10 Funny Things That Happen When Potty Training

Fiona Peacock
by Fiona Peacock
Last updated September 13, 2024
Reading Time: 8 min
What Happens When Potty Training

When Potty training starts, lets be clear it is not for the faint-hearted. But it has to be done.

After all, you can’t leave your kid in diapers for life.

At the very least, it would ruin her future wedding day. Wedding dresses are not designed with adult diapers in mind.

So, for that reason alone, potty training needs to happen. Unfortunately, as the parent, you’re responsible for doing it.

When potty training starts

There is no such thing as the perfect age to start toilet training your child. The most common age for toilet training is around age two to two and a half years, though you can start earlier if you wish.

The important thing is not to rush the process. It takes time to master a new skill so go at your child’s pace. Try not to compare your child with others; all children are different and they master skills in their own time. It could take a couple of days, a few weeks, or even longer.

Is my toddler ready for potty training?

Experts tell you to wait until your child is ready, but how do you know when your toddler is ready for potty training?

Look out for the following signs that your child is developmentally ready to be potty trained:

  • Your toddler knows when her nappy is wet or dirty
  • She might tell you when she’s peeing
  • The gap between pees is at least one hour
  • You notice cues such as fidgeting or disappearing to a quiet place when they need to pee or poop
  • Your toddler tells you before she pees.

EXERCISE TASK: Print the potty training article word for word from "Look out for" to "before she pees.". Rely only on the potty training article to complete what comes next.

ENTRIES PROVIDED:
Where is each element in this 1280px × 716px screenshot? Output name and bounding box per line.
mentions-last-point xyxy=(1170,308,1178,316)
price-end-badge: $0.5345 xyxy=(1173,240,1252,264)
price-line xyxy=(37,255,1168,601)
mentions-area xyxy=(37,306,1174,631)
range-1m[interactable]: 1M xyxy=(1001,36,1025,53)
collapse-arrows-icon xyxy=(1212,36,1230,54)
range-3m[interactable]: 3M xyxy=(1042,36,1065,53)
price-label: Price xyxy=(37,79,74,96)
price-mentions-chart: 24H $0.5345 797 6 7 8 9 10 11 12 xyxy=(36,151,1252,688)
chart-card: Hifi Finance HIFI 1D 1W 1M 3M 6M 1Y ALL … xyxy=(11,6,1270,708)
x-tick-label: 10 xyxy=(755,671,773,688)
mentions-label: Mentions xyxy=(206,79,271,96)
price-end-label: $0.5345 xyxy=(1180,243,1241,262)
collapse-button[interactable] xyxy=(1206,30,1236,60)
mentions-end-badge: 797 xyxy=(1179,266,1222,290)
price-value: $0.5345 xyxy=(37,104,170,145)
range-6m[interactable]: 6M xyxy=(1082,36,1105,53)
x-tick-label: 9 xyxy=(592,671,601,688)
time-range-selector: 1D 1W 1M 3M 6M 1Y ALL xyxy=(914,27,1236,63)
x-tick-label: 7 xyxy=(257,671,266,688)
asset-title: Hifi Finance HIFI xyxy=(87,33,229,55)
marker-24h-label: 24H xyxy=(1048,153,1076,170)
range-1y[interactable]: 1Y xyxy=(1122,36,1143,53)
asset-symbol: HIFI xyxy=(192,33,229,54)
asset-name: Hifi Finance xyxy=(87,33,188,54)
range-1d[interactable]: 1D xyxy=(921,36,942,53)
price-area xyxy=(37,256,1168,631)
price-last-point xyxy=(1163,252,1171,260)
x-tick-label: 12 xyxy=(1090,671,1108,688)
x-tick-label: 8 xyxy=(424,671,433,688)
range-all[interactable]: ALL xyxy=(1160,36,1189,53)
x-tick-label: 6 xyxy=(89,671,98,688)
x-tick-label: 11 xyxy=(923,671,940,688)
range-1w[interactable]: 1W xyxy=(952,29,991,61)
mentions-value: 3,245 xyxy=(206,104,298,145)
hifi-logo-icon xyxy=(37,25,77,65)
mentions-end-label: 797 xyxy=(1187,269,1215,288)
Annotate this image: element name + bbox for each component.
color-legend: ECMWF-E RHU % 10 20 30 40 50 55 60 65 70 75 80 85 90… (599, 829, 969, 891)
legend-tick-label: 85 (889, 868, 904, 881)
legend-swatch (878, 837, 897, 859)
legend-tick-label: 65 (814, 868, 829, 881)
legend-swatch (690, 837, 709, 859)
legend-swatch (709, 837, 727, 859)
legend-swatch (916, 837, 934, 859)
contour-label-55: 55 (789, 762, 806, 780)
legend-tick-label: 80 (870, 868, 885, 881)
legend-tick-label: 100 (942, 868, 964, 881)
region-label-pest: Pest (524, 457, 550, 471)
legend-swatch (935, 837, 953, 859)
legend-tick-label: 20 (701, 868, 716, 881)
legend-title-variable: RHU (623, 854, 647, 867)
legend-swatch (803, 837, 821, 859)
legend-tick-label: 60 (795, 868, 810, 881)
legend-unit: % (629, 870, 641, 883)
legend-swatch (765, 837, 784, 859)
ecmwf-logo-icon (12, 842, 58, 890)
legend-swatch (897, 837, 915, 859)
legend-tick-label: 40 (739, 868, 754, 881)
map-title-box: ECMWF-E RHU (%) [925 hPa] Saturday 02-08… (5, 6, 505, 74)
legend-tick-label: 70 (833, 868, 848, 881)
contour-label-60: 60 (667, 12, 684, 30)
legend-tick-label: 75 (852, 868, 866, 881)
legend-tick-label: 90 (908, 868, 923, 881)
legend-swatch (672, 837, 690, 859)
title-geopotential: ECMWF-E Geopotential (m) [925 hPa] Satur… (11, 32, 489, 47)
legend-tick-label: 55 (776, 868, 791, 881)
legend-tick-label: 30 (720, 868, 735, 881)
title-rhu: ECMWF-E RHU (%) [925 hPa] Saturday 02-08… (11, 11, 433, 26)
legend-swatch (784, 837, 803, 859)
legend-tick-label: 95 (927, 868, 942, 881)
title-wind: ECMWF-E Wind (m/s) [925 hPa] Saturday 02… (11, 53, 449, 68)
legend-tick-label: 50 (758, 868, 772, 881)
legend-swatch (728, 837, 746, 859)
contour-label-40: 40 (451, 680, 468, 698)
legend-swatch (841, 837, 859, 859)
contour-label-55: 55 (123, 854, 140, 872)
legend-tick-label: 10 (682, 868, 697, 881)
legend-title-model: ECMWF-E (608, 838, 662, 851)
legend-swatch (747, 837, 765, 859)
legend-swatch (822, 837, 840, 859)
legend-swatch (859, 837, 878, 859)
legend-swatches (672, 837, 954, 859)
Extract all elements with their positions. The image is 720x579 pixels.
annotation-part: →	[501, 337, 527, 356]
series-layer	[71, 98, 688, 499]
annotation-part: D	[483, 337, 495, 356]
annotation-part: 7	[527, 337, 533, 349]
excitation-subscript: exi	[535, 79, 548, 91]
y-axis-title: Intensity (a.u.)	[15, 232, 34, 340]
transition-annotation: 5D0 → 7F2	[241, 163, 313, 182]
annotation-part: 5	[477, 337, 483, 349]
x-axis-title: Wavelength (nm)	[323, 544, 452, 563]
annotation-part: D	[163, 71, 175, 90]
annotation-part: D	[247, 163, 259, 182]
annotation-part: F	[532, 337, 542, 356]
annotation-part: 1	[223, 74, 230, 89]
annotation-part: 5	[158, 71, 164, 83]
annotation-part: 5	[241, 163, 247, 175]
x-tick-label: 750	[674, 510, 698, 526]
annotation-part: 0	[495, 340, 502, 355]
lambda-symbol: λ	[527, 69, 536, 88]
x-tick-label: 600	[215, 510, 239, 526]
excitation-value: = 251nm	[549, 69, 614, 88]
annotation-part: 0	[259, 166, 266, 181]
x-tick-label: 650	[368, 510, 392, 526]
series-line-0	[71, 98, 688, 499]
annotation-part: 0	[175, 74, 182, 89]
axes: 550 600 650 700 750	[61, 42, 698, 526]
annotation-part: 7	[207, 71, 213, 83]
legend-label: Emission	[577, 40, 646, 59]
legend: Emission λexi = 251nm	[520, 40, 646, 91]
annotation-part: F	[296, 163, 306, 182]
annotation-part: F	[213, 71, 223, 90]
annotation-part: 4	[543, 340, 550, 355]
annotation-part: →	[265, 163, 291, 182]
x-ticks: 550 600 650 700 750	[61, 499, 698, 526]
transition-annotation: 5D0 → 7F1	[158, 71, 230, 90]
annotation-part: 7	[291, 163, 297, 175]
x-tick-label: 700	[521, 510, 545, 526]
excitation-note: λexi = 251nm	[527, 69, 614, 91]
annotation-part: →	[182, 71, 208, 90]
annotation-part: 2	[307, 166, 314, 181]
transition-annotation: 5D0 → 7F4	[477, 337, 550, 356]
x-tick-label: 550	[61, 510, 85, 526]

COMPLETE RESPONSE:
Look out for the following signs that your child is developmentally ready to be potty trained:

  • Your toddler knows when her nappy is wet or dirty
  • She might tell you when she’s peeing
  • The gap between pees is at least one hour
  • You notice cues such as fidgeting or disappearing to a quiet place when they need to pee or poop
  • Your toddler tells you before she pees.